[Box coordinate listings]
begin
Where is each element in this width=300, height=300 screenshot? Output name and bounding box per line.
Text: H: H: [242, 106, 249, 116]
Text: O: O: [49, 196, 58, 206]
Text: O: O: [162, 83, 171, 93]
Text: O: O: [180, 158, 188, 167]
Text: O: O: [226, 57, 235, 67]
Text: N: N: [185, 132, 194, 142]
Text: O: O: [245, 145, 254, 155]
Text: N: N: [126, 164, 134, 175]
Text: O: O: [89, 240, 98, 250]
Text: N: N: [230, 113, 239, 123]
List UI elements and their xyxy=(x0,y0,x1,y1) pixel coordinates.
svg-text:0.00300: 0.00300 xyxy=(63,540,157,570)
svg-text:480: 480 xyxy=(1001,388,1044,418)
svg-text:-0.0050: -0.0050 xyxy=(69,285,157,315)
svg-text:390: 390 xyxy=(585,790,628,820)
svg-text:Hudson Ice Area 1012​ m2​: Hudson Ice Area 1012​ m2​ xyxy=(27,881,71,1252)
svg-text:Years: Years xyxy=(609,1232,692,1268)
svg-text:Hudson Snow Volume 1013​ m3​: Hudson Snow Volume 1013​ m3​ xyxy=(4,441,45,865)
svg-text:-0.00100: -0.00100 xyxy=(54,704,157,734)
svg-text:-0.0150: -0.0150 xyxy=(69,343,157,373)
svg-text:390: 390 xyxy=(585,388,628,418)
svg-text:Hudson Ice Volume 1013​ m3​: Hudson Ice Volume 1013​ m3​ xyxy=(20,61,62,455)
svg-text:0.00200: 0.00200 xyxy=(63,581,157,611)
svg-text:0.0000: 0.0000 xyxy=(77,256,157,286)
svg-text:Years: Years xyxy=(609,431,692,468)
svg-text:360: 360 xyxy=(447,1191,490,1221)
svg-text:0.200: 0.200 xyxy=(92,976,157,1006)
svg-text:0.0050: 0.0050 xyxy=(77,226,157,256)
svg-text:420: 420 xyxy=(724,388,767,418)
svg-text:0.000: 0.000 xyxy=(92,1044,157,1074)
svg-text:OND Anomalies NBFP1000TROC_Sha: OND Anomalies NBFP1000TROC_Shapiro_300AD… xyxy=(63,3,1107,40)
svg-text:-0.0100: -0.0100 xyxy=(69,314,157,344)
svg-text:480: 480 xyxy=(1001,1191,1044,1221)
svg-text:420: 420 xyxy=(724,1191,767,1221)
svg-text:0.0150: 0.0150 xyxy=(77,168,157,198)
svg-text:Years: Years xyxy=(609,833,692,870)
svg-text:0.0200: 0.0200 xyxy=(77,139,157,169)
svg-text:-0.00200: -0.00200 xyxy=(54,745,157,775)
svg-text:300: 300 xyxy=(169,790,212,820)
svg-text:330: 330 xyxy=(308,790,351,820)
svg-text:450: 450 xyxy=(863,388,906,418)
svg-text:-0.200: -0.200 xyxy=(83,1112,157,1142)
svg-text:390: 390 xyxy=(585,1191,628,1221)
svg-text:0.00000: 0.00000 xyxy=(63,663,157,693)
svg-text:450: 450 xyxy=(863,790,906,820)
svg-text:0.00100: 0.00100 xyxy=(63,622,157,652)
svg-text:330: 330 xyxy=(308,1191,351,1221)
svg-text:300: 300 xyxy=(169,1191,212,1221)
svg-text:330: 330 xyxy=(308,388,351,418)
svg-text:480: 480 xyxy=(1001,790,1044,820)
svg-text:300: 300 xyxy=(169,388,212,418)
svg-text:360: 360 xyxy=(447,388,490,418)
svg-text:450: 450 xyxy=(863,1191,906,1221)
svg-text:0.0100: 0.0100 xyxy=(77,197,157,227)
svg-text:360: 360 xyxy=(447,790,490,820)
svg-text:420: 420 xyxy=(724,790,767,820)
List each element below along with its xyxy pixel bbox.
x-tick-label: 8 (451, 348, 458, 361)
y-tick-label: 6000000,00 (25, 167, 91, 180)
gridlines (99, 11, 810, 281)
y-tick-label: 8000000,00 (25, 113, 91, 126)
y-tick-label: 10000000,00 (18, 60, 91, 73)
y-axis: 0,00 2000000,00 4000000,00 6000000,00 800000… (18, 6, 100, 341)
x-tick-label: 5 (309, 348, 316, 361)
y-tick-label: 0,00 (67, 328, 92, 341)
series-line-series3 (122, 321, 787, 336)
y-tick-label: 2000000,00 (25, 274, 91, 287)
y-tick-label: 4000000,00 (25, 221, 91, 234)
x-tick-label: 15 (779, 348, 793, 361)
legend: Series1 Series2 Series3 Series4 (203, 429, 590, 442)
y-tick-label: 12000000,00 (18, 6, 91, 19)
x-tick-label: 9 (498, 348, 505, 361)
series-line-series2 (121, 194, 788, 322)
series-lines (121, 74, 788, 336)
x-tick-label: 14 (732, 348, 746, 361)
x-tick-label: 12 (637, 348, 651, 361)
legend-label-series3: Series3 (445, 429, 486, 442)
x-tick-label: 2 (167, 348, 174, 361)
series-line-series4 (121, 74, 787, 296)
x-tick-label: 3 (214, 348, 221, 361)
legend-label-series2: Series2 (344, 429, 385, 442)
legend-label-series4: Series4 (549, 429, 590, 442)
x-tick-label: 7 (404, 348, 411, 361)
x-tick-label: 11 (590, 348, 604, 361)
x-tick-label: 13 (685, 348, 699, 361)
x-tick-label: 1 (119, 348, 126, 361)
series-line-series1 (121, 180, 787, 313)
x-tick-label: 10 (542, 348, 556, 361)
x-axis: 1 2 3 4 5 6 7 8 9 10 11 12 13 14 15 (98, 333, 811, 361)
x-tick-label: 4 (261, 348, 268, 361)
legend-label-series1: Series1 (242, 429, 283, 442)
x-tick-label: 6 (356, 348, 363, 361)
end
### What you will do:
Set out each line of the records above as a Markdown table, leaving out blank lines. Use two columns, Row for the row number and Line for the line itself.

### The output:
| Row | Line |
|---|---|
| 1 | Where is each element in this width=300, height=300 screenshot? Output name and bounding box per line. |
| 2 | Text: H: H: [242, 106, 249, 116] |
| 3 | Text: O: O: [49, 196, 58, 206] |
| 4 | Text: O: O: [162, 83, 171, 93] |
| 5 | Text: O: O: [180, 158, 188, 167] |
| 6 | Text: O: O: [226, 57, 235, 67] |
| 7 | Text: N: N: [185, 132, 194, 142] |
| 8 | Text: O: O: [245, 145, 254, 155] |
| 9 | Text: N: N: [126, 164, 134, 175] |
| 10 | Text: O: O: [89, 240, 98, 250] |
| 11 | Text: N: N: [230, 113, 239, 123] |
| 12 | List UI elements and their xyxy=(x0,y0,x1,y1) pixel coordinates. |
| 13 | svg-text:0.00300: 0.00300 xyxy=(63,540,157,570) |
| 14 | svg-text:480: 480 xyxy=(1001,388,1044,418) |
| 15 | svg-text:-0.0050: -0.0050 xyxy=(69,285,157,315) |
| 16 | svg-text:390: 390 xyxy=(585,790,628,820) |
| 17 | svg-text:Hudson Ice Area 1012​ m2​: Hudson Ice Area 1012​ m2​ xyxy=(27,881,71,1252) |
| 18 | svg-text:Years: Years xyxy=(609,1232,692,1268) |
| 19 | svg-text:Hudson Snow Volume 1013​ m3​: Hudson Snow Volume 1013​ m3​ xyxy=(4,441,45,865) |
| 20 | svg-text:-0.00100: -0.00100 xyxy=(54,704,157,734) |
| 21 | svg-text:-0.0150: -0.0150 xyxy=(69,343,157,373) |
| 22 | svg-text:390: 390 xyxy=(585,388,628,418) |
| 23 | svg-text:Hudson Ice Volume 1013​ m3​: Hudson Ice Volume 1013​ m3​ xyxy=(20,61,62,455) |
| 24 | svg-text:0.00200: 0.00200 xyxy=(63,581,157,611) |
| 25 | svg-text:0.0000: 0.0000 xyxy=(77,256,157,286) |
| 26 | svg-text:Years: Years xyxy=(609,431,692,468) |
| 27 | svg-text:360: 360 xyxy=(447,1191,490,1221) |
| 28 | svg-text:0.200: 0.200 xyxy=(92,976,157,1006) |
| 29 | svg-text:0.0050: 0.0050 xyxy=(77,226,157,256) |
| 30 | svg-text:420: 420 xyxy=(724,388,767,418) |
| 31 | svg-text:0.000: 0.000 xyxy=(92,1044,157,1074) |
| 32 | svg-text:OND Anomalies NBFP1000TROC_Sha: OND Anomalies NBFP1000TROC_Shapiro_300AD… xyxy=(63,3,1107,40) |
| 33 | svg-text:-0.0100: -0.0100 xyxy=(69,314,157,344) |
| 34 | svg-text:480: 480 xyxy=(1001,1191,1044,1221) |
| 35 | svg-text:420: 420 xyxy=(724,1191,767,1221) |
| 36 | svg-text:0.0150: 0.0150 xyxy=(77,168,157,198) |
| 37 | svg-text:Years: Years xyxy=(609,833,692,870) |
| 38 | svg-text:0.0200: 0.0200 xyxy=(77,139,157,169) |
| 39 | svg-text:-0.00200: -0.00200 xyxy=(54,745,157,775) |
| 40 | svg-text:300: 300 xyxy=(169,790,212,820) |
| 41 | svg-text:330: 330 xyxy=(308,790,351,820) |
| 42 | svg-text:450: 450 xyxy=(863,388,906,418) |
| 43 | svg-text:-0.200: -0.200 xyxy=(83,1112,157,1142) |
| 44 | svg-text:390: 390 xyxy=(585,1191,628,1221) |
| 45 | svg-text:0.00000: 0.00000 xyxy=(63,663,157,693) |
| 46 | svg-text:450: 450 xyxy=(863,790,906,820) |
| 47 | svg-text:0.00100: 0.00100 xyxy=(63,622,157,652) |
| 48 | svg-text:330: 330 xyxy=(308,1191,351,1221) |
| 49 | svg-text:300: 300 xyxy=(169,1191,212,1221) |
| 50 | svg-text:330: 330 xyxy=(308,388,351,418) |
| 51 | svg-text:480: 480 xyxy=(1001,790,1044,820) |
| 52 | svg-text:300: 300 xyxy=(169,388,212,418) |
| 53 | svg-text:360: 360 xyxy=(447,388,490,418) |
| 54 | svg-text:450: 450 xyxy=(863,1191,906,1221) |
| 55 | svg-text:0.0100: 0.0100 xyxy=(77,197,157,227) |
| 56 | svg-text:360: 360 xyxy=(447,790,490,820) |
| 57 | svg-text:420: 420 xyxy=(724,790,767,820) |
| 58 | List each element below along with its xyxy pixel bbox. |
| 59 | x-tick-label: 8 (451, 348, 458, 361) |
| 60 | y-tick-label: 6000000,00 (25, 167, 91, 180) |
| 61 | gridlines (99, 11, 810, 281) |
| 62 | y-tick-label: 8000000,00 (25, 113, 91, 126) |
| 63 | y-tick-label: 10000000,00 (18, 60, 91, 73) |
| 64 | y-axis: 0,00 2000000,00 4000000,00 6000000,00 800000… (18, 6, 100, 341) |
| 65 | x-tick-label: 5 (309, 348, 316, 361) |
| 66 | y-tick-label: 0,00 (67, 328, 92, 341) |
| 67 | series-line-series3 (122, 321, 787, 336) |
| 68 | y-tick-label: 2000000,00 (25, 274, 91, 287) |
| 69 | y-tick-label: 4000000,00 (25, 221, 91, 234) |
| 70 | x-tick-label: 15 (779, 348, 793, 361) |
| 71 | legend: Series1 Series2 Series3 Series4 (203, 429, 590, 442) |
| 72 | y-tick-label: 12000000,00 (18, 6, 91, 19) |
| 73 | x-tick-label: 9 (498, 348, 505, 361) |
| 74 | series-line-series2 (121, 194, 788, 322) |
| 75 | series-lines (121, 74, 788, 336) |
| 76 | x-tick-label: 14 (732, 348, 746, 361) |
| 77 | x-tick-label: 12 (637, 348, 651, 361) |
| 78 | legend-label-series3: Series3 (445, 429, 486, 442) |
| 79 | x-tick-label: 2 (167, 348, 174, 361) |
| 80 | series-line-series4 (121, 74, 787, 296) |
| 81 | x-tick-label: 3 (214, 348, 221, 361) |
| 82 | legend-label-series2: Series2 (344, 429, 385, 442) |
| 83 | legend-label-series4: Series4 (549, 429, 590, 442) |
| 84 | x-tick-label: 7 (404, 348, 411, 361) |
| 85 | x-tick-label: 11 (590, 348, 604, 361) |
| 86 | x-tick-label: 13 (685, 348, 699, 361) |
| 87 | x-tick-label: 1 (119, 348, 126, 361) |
| 88 | series-line-series1 (121, 180, 787, 313) |
| 89 | x-tick-label: 10 (542, 348, 556, 361) |
| 90 | x-axis: 1 2 3 4 5 6 7 8 9 10 11 12 13 14 15 (98, 333, 811, 361) |
| 91 | x-tick-label: 4 (261, 348, 268, 361) |
| 92 | legend-label-series1: Series1 (242, 429, 283, 442) |
| 93 | x-tick-label: 6 (356, 348, 363, 361) |